-- GIVEN INSTRUCTION --
Find each line in the following listing that has the string "Membuat", then state the count and nothing else.

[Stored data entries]
===
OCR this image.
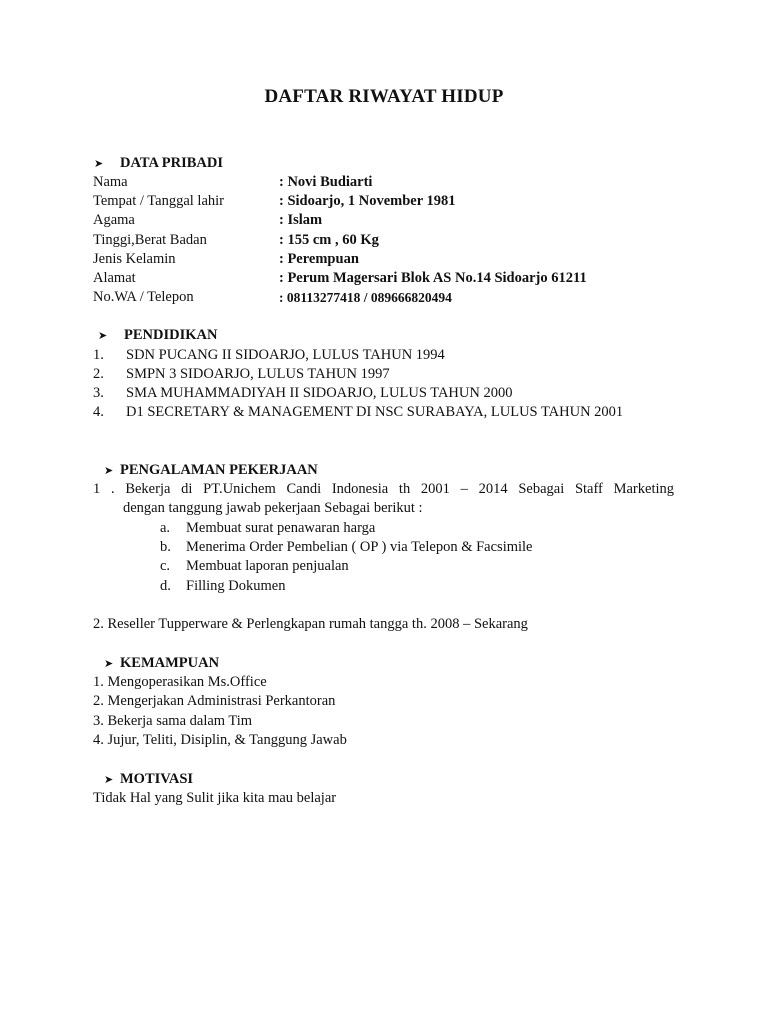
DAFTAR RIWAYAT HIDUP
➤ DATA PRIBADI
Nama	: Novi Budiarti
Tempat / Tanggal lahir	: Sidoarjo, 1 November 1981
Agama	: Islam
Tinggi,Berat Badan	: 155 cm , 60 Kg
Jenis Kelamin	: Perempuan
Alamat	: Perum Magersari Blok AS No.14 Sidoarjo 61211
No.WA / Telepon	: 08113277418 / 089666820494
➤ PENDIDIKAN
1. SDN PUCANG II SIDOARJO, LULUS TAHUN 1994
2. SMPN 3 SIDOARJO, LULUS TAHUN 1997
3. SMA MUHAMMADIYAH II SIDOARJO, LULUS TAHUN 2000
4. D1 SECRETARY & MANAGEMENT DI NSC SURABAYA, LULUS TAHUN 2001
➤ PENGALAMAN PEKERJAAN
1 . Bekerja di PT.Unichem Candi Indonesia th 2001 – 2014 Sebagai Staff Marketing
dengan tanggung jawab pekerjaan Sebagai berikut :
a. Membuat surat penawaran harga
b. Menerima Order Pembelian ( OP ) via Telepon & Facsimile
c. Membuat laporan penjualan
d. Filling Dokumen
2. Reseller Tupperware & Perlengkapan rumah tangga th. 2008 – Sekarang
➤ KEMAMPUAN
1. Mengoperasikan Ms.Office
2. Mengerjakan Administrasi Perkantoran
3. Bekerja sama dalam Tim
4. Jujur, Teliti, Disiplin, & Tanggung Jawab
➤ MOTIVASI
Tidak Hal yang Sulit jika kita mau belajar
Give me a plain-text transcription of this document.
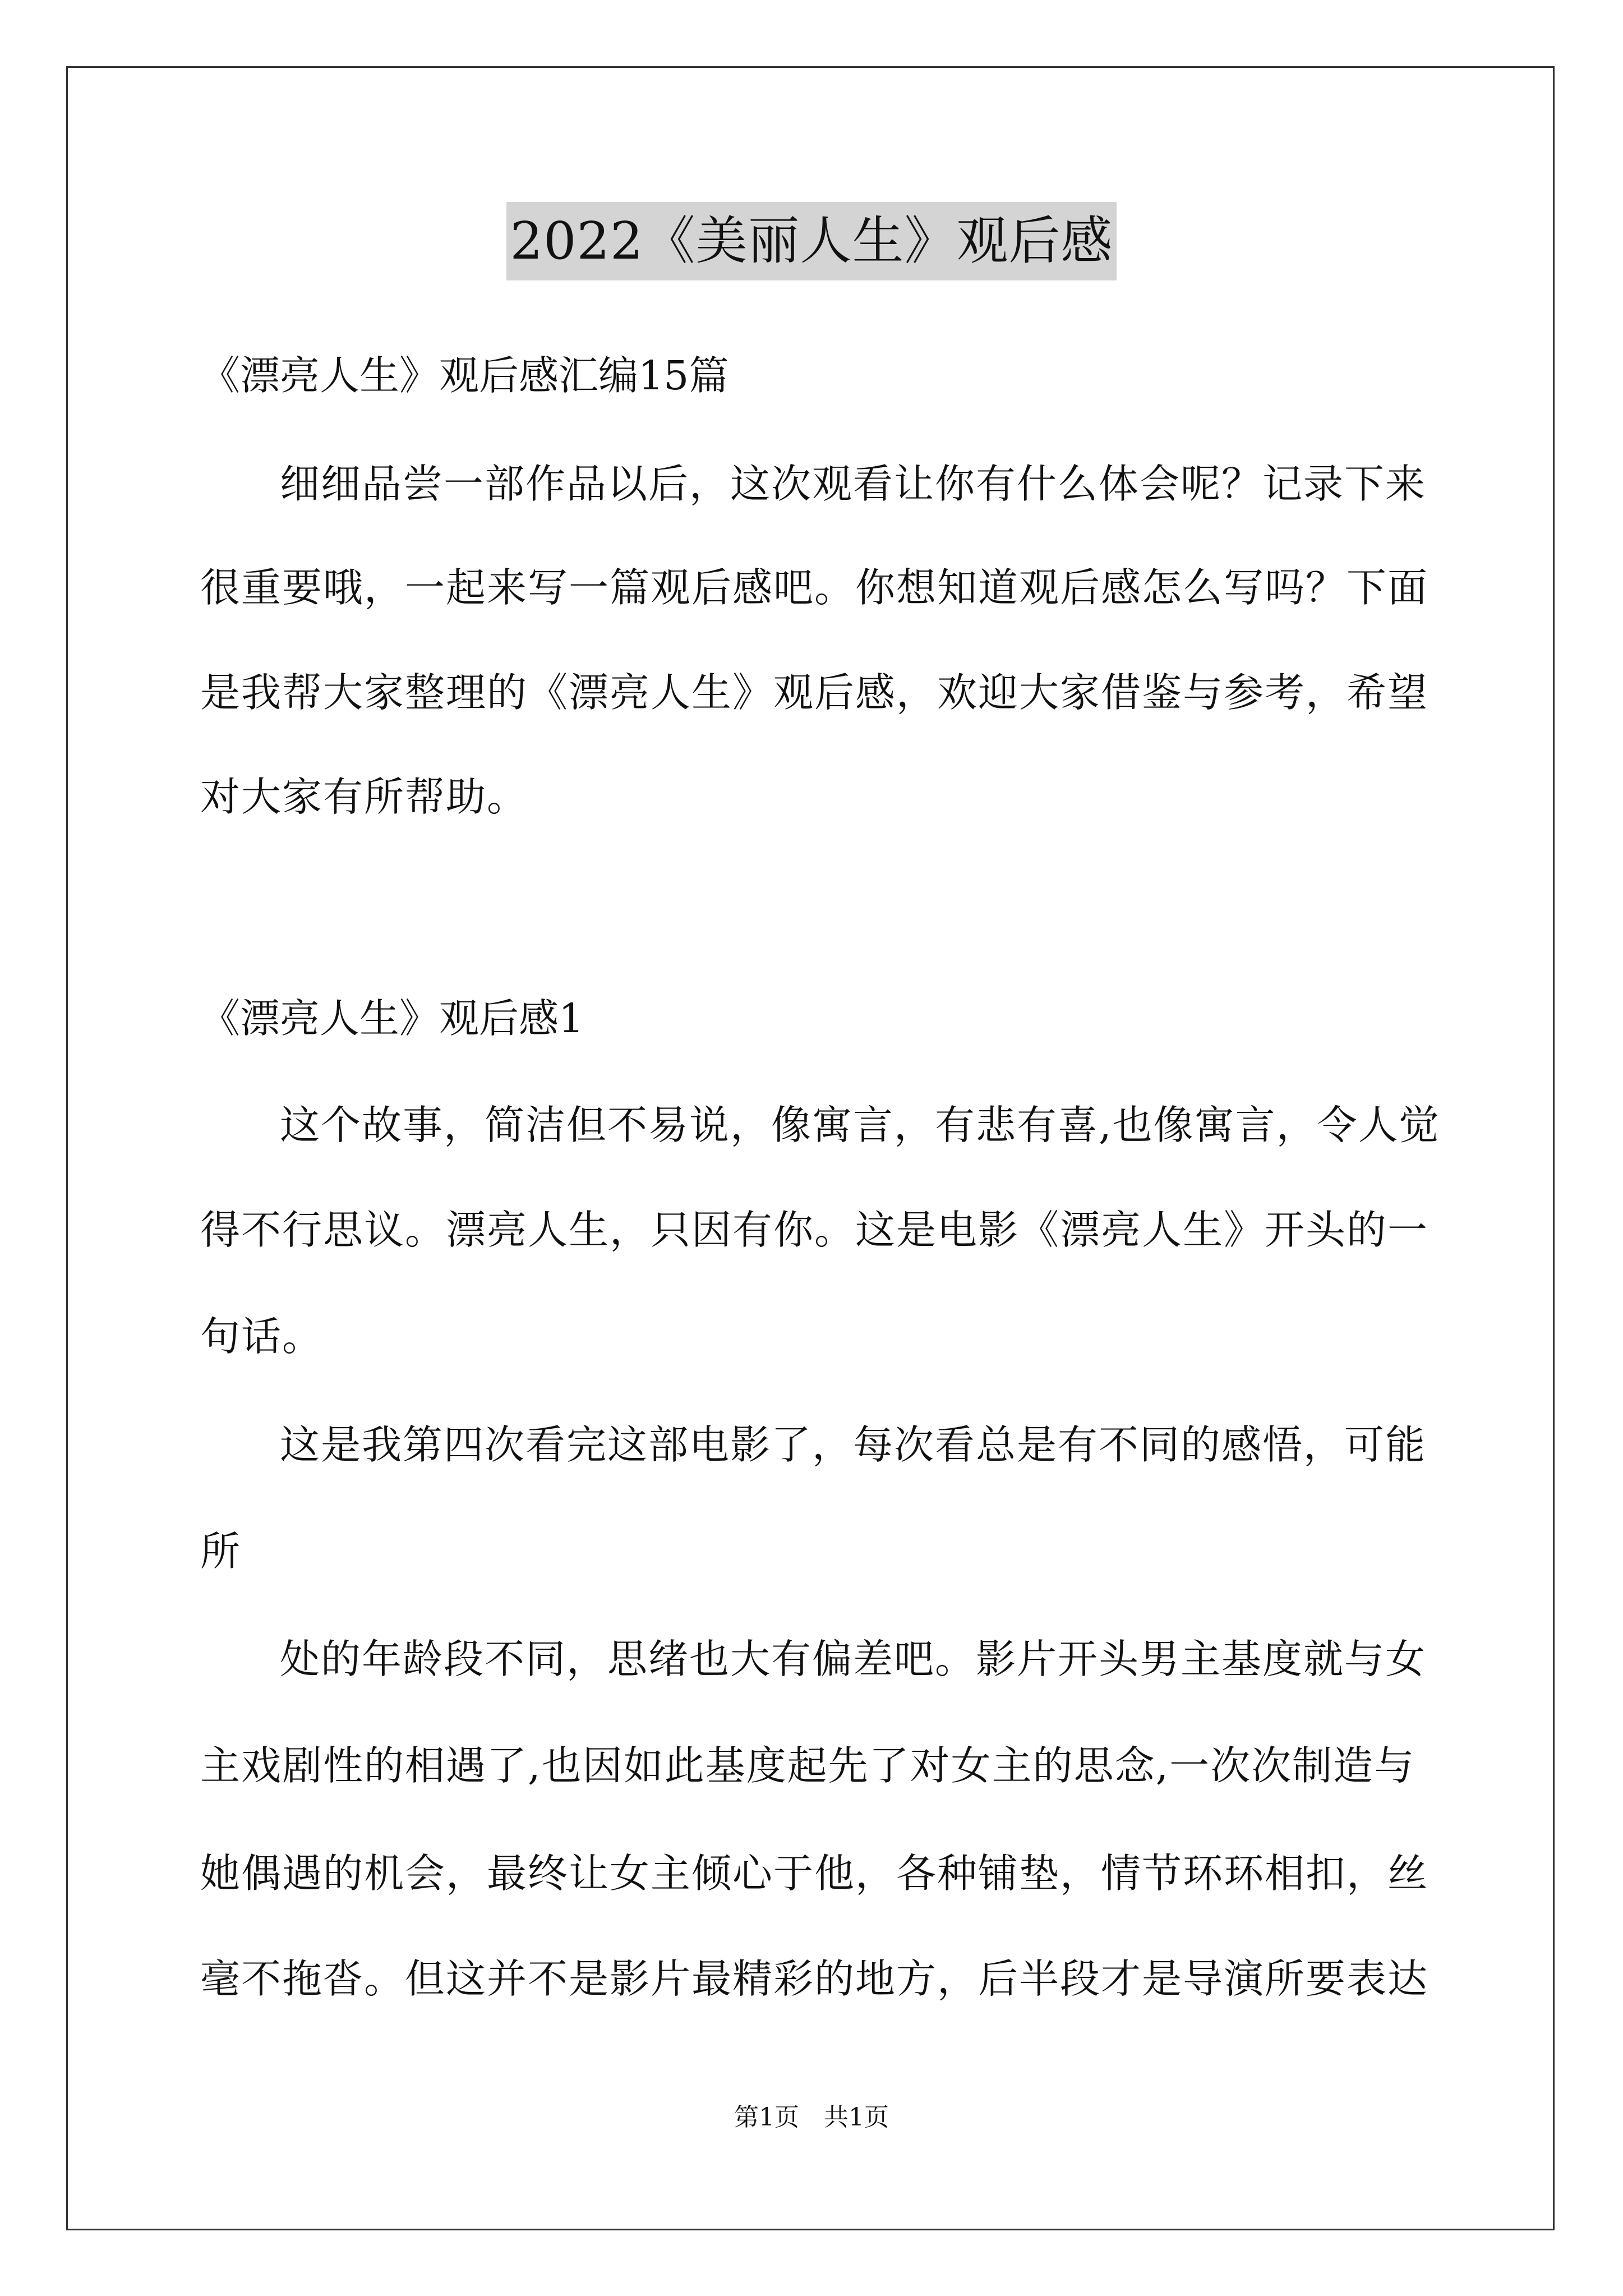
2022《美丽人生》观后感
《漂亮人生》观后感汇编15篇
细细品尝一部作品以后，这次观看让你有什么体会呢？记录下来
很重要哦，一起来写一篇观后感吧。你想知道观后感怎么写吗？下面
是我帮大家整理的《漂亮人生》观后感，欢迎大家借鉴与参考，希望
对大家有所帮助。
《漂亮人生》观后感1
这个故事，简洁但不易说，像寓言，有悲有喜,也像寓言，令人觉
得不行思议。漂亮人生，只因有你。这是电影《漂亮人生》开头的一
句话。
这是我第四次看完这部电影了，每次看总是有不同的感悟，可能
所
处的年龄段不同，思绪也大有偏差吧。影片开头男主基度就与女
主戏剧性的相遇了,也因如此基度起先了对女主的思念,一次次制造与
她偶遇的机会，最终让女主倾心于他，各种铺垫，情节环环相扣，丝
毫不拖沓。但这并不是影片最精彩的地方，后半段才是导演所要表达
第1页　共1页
===
-- EXERCISE SOLUTION --
2